Exercise details:
Repeat each entry below exactly as it stands.

(Collection entries)

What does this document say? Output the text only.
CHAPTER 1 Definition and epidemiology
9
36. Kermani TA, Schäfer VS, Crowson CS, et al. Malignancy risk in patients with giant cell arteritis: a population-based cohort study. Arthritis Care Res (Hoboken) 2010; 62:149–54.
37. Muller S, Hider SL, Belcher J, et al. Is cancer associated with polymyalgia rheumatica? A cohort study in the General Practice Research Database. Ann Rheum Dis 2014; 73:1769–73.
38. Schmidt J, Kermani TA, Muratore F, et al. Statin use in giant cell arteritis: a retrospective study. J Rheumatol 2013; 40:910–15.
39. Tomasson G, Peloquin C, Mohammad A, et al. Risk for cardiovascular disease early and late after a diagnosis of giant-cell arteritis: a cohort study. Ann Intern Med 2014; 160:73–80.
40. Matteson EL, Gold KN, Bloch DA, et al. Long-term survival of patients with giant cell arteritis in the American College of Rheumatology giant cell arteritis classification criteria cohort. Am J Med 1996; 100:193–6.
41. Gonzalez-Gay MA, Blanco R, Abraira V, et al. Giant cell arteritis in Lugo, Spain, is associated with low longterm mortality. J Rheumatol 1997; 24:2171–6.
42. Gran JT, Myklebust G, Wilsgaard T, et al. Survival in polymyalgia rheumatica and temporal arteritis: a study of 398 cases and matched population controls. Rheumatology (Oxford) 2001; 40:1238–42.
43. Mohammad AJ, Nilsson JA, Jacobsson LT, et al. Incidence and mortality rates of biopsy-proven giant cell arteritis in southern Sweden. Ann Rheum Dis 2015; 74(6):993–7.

Answer:
What does this document say? Output the text only.
CHAPTER 1 Definition and epidemiology
9
36. Kermani TA, Schäfer VS, Crowson CS, et al. Malignancy risk in patients with giant cell arteritis: a population-based cohort study. Arthritis Care Res (Hoboken) 2010; 62:149–54.
37. Muller S, Hider SL, Belcher J, et al. Is cancer associated with polymyalgia rheumatica? A cohort study in the General Practice Research Database. Ann Rheum Dis 2014; 73:1769–73.
38. Schmidt J, Kermani TA, Muratore F, et al. Statin use in giant cell arteritis: a retrospective study. J Rheumatol 2013; 40:910–15.
39. Tomasson G, Peloquin C, Mohammad A, et al. Risk for cardiovascular disease early and late after a diagnosis of giant-cell arteritis: a cohort study. Ann Intern Med 2014; 160:73–80.
40. Matteson EL, Gold KN, Bloch DA, et al. Long-term survival of patients with giant cell arteritis in the American College of Rheumatology giant cell arteritis classification criteria cohort. Am J Med 1996; 100:193–6.
41. Gonzalez-Gay MA, Blanco R, Abraira V, et al. Giant cell arteritis in Lugo, Spain, is associated with low longterm mortality. J Rheumatol 1997; 24:2171–6.
42. Gran JT, Myklebust G, Wilsgaard T, et al. Survival in polymyalgia rheumatica and temporal arteritis: a study of 398 cases and matched population controls. Rheumatology (Oxford) 2001; 40:1238–42.
43. Mohammad AJ, Nilsson JA, Jacobsson LT, et al. Incidence and mortality rates of biopsy-proven giant cell arteritis in southern Sweden. Ann Rheum Dis 2015; 74(6):993–7.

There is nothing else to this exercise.